WHAT TO PRODUCE: Find the number of lines below in which the word "одна" appears, and write that number only.

RECORD LIST:
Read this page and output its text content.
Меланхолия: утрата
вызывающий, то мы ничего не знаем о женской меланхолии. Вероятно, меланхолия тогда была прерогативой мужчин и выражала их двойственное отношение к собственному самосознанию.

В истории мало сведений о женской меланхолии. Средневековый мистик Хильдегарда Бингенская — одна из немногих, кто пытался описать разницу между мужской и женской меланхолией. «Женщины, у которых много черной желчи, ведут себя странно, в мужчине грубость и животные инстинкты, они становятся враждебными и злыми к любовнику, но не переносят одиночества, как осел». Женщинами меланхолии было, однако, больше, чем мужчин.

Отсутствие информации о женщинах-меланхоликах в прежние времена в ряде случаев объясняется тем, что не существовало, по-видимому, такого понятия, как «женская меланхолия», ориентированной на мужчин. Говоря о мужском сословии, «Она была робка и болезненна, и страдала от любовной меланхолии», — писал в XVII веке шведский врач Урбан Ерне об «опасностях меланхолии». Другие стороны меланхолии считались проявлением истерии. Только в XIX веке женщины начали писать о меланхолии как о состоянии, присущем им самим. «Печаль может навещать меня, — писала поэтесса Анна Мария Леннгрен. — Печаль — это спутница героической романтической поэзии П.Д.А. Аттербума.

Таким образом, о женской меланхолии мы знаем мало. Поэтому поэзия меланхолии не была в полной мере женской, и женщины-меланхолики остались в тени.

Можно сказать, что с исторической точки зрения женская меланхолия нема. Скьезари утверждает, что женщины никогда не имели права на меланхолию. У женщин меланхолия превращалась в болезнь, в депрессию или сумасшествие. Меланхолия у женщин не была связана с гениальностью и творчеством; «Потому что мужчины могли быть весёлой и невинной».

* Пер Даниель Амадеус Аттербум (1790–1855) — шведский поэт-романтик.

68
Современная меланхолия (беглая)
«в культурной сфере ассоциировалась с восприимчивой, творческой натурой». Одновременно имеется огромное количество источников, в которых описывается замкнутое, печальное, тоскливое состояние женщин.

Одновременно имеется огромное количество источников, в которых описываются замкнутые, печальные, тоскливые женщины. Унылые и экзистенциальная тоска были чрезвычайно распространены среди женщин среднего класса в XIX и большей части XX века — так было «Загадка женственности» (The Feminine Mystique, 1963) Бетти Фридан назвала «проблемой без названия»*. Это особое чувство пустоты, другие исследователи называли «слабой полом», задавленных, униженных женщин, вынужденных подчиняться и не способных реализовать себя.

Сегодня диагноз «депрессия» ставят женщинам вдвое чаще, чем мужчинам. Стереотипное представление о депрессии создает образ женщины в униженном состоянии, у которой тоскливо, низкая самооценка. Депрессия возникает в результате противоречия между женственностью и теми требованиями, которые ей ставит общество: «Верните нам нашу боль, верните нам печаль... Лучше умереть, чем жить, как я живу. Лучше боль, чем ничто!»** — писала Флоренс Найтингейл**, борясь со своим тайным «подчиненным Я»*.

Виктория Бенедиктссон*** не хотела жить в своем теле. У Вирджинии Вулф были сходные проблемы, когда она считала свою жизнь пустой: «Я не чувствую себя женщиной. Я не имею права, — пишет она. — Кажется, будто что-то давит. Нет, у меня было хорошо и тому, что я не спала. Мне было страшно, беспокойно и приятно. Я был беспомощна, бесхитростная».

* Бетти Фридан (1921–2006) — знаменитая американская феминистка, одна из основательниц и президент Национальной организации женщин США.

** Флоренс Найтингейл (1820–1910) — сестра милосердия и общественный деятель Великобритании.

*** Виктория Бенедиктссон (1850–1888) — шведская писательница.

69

RESPONSE TO THE EXERCISE: 2